**Stated exercise:**
Gather all lines in the data that hold the string "Наименование".

------ Task input

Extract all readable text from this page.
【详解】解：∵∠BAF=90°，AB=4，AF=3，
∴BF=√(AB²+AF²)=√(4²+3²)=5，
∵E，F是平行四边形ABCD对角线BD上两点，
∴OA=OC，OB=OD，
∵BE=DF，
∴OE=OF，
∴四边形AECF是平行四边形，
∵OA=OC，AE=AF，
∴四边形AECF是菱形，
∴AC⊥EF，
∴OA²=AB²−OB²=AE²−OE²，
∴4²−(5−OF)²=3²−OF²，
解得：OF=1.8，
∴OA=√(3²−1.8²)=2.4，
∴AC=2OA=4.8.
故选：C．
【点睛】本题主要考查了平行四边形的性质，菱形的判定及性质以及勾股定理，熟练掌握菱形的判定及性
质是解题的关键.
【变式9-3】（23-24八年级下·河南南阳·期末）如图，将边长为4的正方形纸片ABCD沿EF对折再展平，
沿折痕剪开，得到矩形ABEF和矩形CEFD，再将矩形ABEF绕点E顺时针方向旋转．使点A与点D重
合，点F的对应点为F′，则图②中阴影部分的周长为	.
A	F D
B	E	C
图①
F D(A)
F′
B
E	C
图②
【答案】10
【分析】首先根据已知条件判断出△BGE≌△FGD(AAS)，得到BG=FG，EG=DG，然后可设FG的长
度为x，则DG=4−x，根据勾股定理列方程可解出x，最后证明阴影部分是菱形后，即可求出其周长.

------------
------ Task input

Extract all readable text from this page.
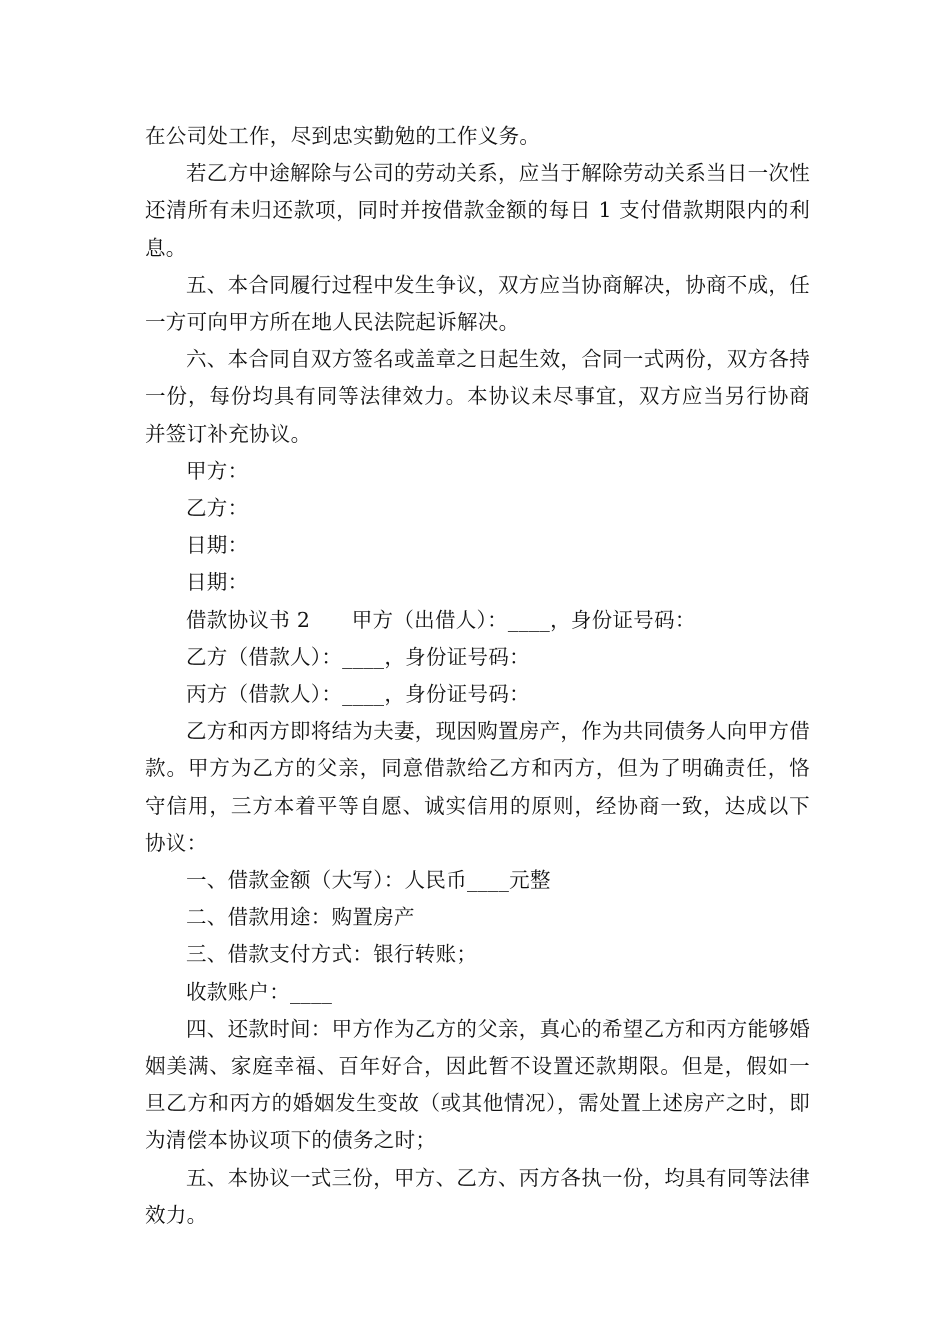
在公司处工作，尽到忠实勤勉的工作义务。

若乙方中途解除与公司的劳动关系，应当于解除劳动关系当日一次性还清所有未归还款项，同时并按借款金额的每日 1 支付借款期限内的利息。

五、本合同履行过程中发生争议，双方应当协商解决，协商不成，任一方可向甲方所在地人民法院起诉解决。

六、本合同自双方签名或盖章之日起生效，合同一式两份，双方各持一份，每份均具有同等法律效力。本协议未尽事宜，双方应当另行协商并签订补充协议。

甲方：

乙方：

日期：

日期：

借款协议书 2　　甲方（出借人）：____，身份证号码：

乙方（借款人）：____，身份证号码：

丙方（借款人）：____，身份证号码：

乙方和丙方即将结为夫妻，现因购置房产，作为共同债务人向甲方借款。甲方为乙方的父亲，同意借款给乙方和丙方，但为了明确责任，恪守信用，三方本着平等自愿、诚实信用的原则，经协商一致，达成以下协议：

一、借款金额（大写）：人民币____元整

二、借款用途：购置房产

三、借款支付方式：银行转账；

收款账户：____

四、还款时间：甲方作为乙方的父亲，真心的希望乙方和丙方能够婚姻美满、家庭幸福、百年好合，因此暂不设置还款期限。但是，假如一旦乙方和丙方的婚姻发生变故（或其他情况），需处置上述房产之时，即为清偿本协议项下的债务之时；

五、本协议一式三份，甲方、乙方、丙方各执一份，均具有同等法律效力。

------------
------ Task input

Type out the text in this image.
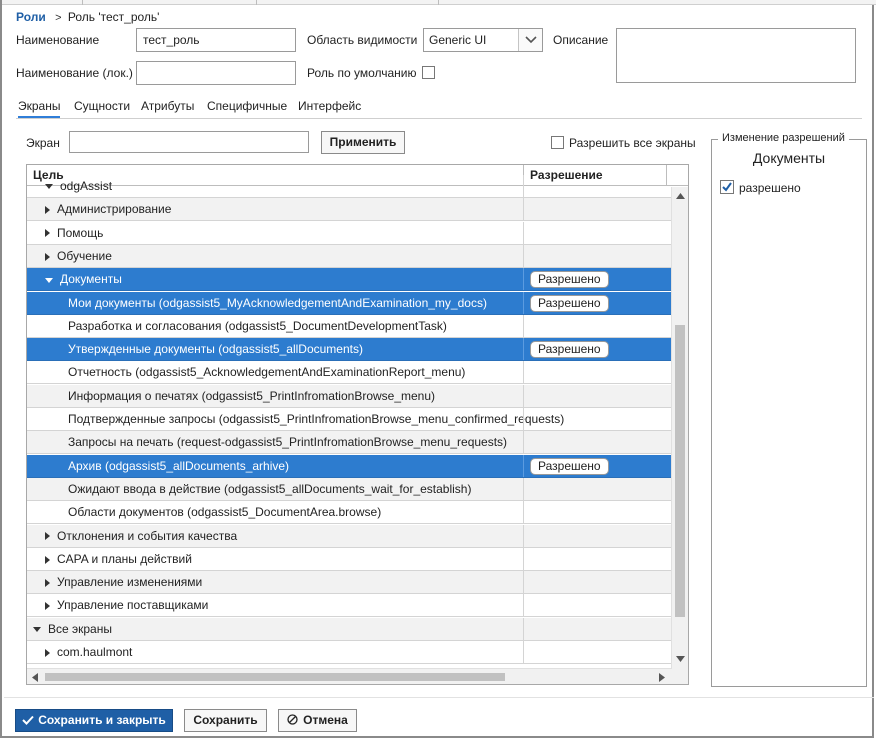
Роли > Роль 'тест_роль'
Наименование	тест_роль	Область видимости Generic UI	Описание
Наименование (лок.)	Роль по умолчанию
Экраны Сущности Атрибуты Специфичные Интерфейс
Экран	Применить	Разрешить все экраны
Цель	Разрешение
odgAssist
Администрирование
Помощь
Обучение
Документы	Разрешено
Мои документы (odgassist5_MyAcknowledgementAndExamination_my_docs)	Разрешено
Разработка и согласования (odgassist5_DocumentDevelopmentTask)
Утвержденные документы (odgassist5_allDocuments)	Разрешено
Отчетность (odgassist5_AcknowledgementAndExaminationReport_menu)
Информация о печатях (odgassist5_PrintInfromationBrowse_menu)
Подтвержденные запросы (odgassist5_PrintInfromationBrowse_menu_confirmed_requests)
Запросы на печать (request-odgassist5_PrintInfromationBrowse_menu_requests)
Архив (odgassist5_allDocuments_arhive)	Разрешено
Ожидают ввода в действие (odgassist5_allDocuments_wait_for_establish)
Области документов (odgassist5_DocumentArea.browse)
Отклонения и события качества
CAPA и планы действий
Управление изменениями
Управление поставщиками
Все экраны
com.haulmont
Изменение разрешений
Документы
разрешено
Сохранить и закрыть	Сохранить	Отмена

------------

**Exercise output:**
Наименование	тест_роль	Область видимости Generic UI	Описание
Наименование (лок.)	Роль по умолчанию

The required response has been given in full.